**SET EXERCISE**. Take each line containing "муниципальный" and report it exactly as written.

**GIVEN INFORMATION**.
########

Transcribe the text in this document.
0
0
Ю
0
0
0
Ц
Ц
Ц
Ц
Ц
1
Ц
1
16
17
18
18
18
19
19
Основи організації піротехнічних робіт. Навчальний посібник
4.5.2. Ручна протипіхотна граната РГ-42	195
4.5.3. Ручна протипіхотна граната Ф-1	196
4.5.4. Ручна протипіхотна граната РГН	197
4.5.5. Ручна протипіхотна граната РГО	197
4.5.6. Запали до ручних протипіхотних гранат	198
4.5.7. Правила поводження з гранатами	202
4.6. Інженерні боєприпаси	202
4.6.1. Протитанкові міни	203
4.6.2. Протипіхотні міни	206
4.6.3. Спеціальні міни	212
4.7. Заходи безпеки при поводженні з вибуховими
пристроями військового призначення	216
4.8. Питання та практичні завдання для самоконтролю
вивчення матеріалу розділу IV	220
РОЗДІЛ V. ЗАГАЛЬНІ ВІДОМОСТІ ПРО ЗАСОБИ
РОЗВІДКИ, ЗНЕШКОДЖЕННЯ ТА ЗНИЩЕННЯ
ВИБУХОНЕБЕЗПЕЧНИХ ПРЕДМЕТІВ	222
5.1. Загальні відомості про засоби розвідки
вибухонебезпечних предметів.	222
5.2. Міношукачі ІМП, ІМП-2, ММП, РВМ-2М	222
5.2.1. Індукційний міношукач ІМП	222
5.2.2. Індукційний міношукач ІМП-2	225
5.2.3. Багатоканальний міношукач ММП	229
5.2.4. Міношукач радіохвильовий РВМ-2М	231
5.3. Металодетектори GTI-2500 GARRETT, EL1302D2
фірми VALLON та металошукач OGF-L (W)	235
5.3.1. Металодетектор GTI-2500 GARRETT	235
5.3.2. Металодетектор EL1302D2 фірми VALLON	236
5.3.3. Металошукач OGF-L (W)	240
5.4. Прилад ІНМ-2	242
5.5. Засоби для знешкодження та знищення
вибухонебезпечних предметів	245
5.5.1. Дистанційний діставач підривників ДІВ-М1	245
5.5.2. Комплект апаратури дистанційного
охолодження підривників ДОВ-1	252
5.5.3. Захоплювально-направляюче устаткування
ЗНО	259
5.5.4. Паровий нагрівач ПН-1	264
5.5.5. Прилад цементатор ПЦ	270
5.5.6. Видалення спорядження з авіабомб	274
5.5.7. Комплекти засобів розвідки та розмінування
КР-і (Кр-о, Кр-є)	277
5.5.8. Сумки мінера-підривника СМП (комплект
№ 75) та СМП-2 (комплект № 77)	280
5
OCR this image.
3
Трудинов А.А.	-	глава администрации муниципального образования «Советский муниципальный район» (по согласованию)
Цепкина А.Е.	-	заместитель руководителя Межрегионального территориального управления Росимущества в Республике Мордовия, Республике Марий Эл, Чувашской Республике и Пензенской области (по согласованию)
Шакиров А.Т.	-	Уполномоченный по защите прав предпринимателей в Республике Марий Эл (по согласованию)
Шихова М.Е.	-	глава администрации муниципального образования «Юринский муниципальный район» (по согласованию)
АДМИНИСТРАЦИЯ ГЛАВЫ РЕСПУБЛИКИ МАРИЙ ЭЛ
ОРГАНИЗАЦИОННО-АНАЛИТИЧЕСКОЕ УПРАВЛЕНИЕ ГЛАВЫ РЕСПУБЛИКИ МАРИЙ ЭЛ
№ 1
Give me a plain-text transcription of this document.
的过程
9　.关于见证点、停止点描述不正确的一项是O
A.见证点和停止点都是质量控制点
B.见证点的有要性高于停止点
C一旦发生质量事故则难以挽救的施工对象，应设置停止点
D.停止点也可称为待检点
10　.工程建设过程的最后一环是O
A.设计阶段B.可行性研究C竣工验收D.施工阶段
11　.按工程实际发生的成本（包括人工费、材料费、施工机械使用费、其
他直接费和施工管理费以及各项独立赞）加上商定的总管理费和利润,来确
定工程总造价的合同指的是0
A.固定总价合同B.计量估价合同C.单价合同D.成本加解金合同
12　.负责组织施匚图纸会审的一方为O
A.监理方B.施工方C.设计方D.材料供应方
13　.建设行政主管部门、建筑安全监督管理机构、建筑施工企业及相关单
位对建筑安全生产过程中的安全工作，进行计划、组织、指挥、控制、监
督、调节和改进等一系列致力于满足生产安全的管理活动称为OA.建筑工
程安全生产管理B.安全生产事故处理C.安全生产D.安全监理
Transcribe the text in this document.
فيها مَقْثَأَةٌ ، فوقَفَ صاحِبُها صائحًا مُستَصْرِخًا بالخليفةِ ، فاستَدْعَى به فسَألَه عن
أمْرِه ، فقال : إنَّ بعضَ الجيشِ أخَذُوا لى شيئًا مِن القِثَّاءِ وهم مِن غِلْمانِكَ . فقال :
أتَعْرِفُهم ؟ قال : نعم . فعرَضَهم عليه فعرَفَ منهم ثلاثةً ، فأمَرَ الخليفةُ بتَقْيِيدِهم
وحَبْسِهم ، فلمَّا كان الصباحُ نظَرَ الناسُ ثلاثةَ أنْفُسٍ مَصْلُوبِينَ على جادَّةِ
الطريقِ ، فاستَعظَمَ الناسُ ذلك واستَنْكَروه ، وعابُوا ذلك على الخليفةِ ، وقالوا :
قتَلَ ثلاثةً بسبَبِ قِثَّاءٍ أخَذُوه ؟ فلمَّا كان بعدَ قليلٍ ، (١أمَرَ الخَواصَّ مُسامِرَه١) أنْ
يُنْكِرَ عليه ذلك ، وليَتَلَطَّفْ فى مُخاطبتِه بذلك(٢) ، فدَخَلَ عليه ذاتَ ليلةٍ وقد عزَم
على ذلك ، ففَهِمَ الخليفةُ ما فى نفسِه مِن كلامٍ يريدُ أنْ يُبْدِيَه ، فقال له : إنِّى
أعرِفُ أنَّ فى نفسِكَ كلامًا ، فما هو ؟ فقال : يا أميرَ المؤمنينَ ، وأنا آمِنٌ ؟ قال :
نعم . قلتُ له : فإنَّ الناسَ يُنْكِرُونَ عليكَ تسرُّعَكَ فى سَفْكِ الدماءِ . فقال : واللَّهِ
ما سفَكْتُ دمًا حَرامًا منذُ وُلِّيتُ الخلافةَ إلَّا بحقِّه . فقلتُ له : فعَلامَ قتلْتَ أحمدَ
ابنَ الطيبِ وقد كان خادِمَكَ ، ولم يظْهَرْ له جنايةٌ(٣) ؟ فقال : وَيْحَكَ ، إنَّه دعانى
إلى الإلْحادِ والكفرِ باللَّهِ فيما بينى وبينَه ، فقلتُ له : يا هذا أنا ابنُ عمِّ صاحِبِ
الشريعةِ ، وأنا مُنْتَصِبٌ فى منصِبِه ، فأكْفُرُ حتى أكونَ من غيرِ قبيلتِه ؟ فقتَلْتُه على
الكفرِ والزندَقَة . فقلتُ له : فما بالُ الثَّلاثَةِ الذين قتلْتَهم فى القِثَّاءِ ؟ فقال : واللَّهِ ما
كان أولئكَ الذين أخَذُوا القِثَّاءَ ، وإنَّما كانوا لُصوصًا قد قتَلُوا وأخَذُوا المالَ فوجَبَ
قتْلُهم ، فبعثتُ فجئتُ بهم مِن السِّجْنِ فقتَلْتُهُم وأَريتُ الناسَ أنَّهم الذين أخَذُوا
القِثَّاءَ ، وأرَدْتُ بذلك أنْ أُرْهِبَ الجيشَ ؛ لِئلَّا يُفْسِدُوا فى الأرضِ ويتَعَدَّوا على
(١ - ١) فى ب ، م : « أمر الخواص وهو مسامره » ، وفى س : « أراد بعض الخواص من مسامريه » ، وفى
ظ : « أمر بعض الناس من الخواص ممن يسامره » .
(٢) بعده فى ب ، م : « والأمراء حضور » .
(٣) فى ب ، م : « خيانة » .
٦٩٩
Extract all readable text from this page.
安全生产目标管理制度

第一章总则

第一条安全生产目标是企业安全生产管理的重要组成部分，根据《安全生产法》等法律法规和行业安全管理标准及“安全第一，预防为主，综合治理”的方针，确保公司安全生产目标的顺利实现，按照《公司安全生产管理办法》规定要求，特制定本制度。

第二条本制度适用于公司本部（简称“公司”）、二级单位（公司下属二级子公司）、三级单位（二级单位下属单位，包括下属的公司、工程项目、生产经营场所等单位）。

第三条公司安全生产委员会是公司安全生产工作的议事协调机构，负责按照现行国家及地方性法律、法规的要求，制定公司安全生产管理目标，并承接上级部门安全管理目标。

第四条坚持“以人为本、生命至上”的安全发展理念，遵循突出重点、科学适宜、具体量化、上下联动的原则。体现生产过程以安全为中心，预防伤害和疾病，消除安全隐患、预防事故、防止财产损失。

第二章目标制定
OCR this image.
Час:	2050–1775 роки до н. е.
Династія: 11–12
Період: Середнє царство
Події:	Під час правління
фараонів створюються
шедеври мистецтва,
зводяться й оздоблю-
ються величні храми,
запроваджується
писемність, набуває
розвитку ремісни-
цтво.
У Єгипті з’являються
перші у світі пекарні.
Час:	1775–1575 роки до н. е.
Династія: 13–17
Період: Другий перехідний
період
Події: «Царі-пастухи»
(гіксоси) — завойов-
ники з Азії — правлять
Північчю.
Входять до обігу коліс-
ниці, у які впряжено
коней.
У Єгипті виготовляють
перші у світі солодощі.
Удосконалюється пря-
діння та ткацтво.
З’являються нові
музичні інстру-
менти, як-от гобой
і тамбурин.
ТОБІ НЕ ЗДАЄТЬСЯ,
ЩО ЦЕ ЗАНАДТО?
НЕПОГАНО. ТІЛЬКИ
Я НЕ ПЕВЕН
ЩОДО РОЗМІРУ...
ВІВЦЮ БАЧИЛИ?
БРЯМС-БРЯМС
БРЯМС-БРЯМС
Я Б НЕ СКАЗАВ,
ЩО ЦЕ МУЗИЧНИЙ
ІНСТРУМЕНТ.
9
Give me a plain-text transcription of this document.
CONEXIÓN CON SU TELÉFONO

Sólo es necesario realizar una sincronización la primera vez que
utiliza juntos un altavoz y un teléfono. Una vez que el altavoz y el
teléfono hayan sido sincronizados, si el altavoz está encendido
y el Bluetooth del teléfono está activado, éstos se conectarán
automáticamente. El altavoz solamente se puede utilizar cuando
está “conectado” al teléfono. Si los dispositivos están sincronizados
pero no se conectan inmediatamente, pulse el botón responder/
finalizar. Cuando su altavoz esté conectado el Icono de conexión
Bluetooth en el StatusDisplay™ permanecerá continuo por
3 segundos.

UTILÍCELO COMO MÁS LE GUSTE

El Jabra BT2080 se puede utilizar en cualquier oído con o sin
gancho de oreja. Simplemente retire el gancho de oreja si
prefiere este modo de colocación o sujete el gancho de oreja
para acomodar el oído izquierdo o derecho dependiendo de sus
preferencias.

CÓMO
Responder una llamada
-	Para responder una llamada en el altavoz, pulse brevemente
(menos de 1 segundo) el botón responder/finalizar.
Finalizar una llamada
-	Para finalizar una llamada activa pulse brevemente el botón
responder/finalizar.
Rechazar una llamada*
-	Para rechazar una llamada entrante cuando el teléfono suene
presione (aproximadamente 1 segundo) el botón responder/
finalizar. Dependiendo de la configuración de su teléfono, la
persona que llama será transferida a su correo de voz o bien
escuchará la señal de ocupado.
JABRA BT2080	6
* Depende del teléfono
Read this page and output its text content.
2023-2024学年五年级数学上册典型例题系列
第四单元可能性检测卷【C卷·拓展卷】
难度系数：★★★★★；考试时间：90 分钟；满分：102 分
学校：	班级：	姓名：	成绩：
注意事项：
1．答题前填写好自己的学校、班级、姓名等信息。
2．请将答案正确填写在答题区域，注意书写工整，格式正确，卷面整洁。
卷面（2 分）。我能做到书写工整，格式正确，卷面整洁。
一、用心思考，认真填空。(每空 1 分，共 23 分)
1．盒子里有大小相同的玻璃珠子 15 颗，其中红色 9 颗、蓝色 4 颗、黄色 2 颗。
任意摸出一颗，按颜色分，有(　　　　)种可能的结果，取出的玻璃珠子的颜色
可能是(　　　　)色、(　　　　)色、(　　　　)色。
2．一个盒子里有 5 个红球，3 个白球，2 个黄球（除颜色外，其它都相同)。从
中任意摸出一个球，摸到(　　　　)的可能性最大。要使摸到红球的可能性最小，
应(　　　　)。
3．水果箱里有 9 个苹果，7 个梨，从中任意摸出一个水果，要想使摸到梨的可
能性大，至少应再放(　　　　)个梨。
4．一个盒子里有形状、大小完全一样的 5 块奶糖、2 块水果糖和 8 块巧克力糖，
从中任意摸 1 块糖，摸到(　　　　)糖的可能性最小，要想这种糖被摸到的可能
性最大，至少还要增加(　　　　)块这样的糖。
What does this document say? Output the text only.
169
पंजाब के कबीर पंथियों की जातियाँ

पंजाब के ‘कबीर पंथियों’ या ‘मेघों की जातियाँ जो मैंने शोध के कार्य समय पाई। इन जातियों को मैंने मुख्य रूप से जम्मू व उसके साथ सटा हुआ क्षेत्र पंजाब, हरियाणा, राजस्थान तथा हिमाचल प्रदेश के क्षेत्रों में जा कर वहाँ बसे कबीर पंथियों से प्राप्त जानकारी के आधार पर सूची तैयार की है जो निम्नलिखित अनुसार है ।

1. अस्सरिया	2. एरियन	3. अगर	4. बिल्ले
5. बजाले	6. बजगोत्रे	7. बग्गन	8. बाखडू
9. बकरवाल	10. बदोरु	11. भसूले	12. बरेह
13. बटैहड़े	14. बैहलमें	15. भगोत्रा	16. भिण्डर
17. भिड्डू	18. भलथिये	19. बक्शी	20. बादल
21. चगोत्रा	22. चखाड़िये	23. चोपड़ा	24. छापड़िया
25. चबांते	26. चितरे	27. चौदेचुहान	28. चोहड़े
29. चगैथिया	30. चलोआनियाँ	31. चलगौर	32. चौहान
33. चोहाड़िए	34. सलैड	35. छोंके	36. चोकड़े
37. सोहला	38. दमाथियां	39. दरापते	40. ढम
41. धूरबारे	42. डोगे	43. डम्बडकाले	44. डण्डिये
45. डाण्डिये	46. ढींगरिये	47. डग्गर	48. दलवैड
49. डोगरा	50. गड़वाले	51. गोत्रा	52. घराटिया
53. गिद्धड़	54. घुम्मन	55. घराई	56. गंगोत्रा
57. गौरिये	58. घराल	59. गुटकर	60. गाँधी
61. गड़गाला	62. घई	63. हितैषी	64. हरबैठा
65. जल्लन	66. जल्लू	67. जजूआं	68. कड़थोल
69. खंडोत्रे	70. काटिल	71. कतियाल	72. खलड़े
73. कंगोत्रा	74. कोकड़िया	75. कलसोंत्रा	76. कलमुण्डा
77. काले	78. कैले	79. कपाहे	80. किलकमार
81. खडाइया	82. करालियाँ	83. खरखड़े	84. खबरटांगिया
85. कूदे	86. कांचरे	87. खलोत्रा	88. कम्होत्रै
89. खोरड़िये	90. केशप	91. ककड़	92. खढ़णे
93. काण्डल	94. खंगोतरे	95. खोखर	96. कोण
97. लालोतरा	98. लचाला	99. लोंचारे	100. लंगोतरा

########

**SOLUTION TO THIS PROBLEM**.
Трудинов А.А.	-	глава администрации муниципального образования «Советский муниципальный район» (по согласованию)
Шихова М.Е.	-	глава администрации муниципального образования «Юринский муниципальный район» (по согласованию)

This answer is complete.